> [WHAT YOU NEED TO DO]: Copy each line that has the string "wrap" somewhere in it.

> [PROVIDED DATA]:
__________

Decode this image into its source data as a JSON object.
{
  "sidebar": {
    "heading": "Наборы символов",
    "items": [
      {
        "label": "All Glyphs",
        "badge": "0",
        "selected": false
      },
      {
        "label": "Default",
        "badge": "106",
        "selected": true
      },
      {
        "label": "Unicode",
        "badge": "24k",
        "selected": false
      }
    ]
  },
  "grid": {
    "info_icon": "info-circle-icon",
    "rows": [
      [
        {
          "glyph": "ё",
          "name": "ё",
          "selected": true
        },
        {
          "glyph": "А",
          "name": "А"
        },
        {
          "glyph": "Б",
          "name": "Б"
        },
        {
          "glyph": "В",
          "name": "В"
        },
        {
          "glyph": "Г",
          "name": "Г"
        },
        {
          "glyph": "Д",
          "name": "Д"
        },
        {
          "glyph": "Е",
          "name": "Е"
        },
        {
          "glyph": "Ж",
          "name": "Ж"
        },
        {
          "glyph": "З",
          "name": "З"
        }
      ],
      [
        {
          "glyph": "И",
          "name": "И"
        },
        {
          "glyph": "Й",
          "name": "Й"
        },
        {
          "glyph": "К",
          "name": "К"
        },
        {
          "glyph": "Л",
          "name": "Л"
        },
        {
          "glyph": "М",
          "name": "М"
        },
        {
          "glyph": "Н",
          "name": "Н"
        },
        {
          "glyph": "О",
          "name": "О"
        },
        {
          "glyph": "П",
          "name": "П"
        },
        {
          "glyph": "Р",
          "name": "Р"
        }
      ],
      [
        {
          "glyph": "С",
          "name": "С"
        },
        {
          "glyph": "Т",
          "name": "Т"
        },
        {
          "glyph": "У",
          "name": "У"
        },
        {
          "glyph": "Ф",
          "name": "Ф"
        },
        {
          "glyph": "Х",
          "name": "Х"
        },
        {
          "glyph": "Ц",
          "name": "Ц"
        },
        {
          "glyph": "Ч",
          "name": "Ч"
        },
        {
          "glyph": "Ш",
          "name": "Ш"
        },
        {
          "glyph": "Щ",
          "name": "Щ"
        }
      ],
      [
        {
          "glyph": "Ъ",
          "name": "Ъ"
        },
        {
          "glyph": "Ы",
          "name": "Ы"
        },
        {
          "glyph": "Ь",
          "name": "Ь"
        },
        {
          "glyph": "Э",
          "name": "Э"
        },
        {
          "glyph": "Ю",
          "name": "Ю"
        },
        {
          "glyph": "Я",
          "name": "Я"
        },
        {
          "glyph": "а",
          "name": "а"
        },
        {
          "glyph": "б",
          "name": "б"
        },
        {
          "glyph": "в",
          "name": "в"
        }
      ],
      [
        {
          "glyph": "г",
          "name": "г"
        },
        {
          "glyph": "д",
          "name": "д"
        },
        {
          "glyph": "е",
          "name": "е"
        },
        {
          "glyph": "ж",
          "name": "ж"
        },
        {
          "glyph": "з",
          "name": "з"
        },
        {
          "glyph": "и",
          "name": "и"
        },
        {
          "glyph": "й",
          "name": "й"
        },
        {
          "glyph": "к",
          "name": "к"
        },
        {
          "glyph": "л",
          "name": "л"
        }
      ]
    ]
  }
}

__________

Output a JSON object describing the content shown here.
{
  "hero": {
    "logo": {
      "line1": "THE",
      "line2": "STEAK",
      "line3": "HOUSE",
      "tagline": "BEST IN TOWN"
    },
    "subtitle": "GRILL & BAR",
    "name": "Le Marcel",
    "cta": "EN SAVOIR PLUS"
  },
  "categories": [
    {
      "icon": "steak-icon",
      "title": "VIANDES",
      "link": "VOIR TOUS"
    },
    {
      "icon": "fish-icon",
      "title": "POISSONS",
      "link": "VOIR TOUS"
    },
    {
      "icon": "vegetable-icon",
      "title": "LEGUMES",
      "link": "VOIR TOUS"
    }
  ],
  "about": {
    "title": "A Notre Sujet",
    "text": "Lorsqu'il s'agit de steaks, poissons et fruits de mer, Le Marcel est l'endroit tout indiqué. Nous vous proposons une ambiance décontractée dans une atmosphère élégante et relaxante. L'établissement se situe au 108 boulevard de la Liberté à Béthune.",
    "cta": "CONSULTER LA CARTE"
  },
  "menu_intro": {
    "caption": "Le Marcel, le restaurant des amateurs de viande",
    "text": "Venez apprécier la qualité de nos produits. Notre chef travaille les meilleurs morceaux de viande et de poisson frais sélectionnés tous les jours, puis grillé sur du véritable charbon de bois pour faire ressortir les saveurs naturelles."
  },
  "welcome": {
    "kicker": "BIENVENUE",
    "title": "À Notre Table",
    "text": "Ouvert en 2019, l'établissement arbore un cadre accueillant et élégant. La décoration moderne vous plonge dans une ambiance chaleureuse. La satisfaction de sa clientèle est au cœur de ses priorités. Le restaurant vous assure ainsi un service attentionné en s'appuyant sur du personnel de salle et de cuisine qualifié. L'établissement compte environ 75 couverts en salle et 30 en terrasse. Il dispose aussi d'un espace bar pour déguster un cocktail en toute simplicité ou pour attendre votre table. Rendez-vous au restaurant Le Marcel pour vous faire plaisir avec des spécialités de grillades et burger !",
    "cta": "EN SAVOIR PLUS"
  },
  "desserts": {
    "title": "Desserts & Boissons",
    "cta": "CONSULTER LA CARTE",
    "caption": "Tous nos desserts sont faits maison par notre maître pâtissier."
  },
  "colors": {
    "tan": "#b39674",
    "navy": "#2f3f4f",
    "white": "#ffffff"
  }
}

__________

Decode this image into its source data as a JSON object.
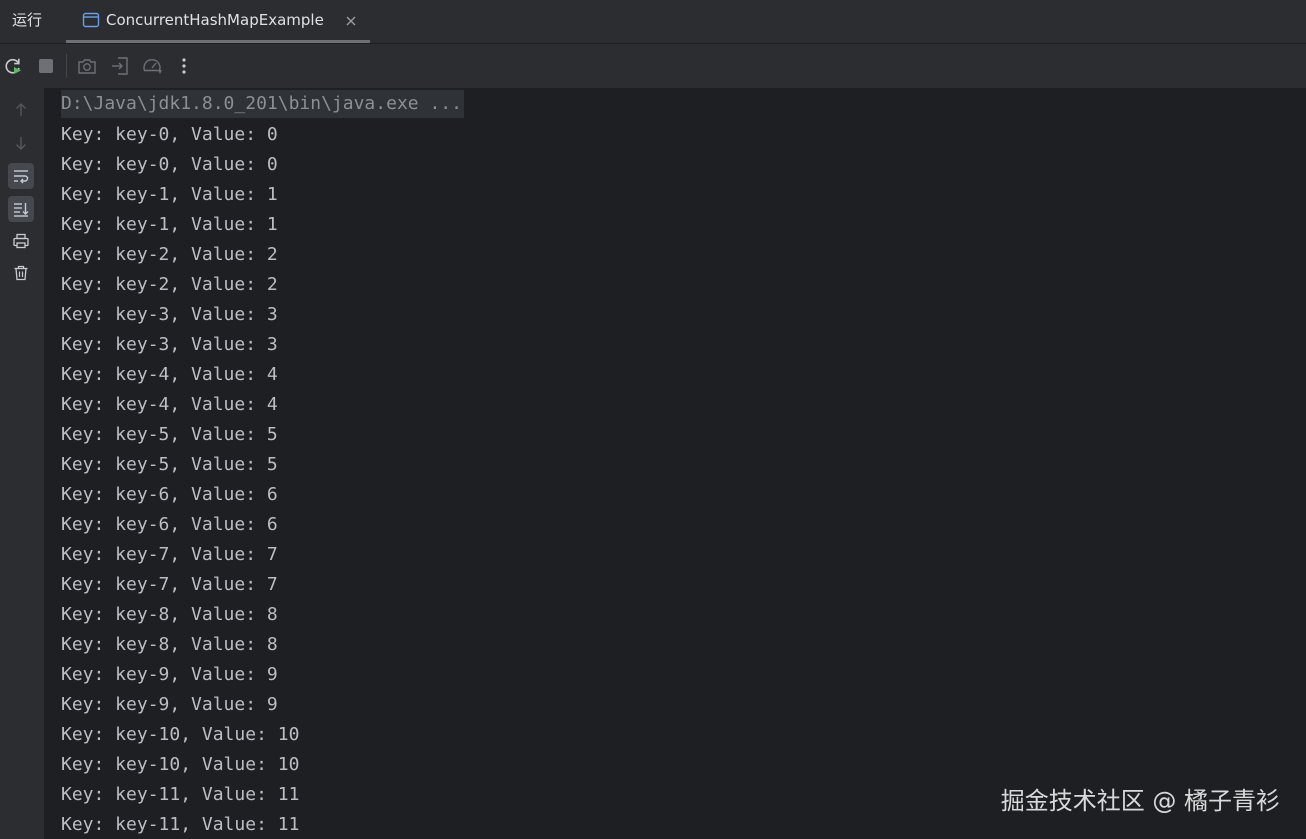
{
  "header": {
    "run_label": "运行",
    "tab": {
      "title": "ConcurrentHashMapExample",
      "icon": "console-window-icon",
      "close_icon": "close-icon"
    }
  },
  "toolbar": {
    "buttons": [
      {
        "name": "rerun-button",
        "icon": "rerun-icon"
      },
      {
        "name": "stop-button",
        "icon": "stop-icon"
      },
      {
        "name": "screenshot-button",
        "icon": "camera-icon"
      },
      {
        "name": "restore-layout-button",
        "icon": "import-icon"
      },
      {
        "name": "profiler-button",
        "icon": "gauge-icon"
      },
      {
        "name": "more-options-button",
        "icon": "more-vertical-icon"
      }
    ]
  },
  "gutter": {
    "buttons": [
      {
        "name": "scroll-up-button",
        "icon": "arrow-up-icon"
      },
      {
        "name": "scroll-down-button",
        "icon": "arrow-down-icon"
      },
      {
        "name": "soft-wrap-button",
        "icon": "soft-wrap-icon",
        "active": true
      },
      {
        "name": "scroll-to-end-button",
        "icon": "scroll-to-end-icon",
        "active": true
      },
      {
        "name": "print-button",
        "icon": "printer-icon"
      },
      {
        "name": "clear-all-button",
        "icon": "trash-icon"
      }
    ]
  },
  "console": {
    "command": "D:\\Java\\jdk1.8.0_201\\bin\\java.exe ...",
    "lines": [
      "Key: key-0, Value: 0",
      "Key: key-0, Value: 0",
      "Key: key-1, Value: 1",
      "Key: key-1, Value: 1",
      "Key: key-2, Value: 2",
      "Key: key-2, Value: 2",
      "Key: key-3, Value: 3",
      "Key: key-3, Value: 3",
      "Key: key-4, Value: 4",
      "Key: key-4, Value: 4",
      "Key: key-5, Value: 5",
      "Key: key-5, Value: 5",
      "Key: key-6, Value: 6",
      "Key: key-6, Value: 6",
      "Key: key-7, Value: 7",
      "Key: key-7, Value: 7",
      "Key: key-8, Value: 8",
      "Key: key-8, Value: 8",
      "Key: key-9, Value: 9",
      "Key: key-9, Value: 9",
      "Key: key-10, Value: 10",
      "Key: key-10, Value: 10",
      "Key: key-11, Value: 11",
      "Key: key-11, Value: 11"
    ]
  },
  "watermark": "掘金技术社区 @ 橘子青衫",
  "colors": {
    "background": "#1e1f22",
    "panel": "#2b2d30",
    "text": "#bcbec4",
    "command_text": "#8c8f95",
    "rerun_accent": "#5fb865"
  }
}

__________

> [RESULT OF THIS EXERCISE]:
        "name": "soft-wrap-button",
        "icon": "soft-wrap-icon",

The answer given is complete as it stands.